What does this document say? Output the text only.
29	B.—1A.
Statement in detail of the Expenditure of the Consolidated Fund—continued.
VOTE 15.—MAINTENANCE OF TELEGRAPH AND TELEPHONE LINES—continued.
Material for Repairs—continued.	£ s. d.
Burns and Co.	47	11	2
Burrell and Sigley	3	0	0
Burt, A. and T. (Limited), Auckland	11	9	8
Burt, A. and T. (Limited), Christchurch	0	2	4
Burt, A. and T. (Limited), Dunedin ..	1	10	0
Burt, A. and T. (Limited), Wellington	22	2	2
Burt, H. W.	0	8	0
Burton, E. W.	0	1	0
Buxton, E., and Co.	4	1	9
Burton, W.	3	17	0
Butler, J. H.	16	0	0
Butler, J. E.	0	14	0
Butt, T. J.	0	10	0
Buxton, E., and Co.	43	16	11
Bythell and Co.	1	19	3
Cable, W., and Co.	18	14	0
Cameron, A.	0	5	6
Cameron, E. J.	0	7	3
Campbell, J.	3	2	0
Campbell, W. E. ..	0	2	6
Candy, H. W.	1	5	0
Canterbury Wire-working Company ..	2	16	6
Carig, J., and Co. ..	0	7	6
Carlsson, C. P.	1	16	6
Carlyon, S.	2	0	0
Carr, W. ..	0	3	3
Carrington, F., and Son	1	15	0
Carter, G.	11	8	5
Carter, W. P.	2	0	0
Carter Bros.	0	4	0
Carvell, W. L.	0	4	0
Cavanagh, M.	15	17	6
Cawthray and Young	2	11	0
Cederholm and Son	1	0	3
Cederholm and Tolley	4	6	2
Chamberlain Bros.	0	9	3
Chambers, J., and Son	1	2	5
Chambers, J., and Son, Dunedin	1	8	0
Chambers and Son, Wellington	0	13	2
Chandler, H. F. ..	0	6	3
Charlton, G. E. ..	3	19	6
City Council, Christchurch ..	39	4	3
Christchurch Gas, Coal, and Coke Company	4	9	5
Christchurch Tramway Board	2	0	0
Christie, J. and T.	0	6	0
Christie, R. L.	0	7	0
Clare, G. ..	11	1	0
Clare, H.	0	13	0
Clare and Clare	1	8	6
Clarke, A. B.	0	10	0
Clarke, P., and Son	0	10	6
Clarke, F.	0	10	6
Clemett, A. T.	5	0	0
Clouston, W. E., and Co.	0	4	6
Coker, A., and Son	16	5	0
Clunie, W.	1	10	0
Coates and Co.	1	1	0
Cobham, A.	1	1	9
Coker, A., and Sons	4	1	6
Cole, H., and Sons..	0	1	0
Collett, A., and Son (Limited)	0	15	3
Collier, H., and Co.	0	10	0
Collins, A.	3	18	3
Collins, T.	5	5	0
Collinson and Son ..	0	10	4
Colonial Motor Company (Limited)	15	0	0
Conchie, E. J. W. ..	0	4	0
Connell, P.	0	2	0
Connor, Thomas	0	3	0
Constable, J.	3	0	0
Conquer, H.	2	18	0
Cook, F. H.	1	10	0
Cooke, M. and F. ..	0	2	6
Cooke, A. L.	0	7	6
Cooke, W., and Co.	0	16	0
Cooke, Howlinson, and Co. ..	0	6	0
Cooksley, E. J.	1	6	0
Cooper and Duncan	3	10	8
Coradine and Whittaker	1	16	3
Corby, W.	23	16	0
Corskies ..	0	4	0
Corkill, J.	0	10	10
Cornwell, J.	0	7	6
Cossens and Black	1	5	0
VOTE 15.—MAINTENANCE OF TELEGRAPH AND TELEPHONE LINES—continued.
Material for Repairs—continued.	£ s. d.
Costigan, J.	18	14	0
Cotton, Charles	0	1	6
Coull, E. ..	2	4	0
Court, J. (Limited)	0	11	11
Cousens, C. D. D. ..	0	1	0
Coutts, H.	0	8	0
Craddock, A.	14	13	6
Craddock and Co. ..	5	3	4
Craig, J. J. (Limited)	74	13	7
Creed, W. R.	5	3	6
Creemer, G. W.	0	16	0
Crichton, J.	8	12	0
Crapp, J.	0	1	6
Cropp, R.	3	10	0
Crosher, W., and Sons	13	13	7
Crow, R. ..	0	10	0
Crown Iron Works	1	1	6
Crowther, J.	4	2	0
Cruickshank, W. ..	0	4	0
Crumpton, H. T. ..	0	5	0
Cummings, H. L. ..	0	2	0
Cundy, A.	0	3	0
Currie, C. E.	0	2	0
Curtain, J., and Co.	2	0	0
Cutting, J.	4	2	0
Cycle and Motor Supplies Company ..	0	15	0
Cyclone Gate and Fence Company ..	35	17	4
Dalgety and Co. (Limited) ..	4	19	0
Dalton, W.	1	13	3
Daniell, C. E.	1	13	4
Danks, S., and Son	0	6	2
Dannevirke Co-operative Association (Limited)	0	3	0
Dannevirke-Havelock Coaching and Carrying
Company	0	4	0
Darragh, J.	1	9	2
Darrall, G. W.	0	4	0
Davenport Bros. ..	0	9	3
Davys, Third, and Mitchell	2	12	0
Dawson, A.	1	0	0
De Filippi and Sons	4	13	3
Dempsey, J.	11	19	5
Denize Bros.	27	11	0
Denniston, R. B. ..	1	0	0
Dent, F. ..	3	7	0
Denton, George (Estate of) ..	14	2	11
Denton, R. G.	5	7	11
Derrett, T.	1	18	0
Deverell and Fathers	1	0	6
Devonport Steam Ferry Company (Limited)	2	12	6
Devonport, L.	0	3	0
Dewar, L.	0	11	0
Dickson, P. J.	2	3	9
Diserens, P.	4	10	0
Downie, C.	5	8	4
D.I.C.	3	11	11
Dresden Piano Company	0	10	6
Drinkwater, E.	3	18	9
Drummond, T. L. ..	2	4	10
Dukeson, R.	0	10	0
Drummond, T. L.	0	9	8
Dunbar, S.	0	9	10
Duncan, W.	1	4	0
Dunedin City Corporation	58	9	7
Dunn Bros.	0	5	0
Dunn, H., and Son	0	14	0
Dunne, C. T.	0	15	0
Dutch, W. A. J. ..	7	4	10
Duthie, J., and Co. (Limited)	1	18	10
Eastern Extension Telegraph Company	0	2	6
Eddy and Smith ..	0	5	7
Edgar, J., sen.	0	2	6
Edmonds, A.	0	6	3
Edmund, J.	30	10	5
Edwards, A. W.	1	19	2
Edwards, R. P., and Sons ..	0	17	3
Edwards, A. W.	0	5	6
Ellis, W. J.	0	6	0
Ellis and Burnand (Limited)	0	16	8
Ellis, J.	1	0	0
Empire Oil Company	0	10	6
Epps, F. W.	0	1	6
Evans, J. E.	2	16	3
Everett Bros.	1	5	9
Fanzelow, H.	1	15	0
◇ ◇ ◇ ◇ ◇
▶ **Requirements**: Note how many lines of the material contain the string "Christchurch". Then report that number by itself.

▶ **Expected answer**: 4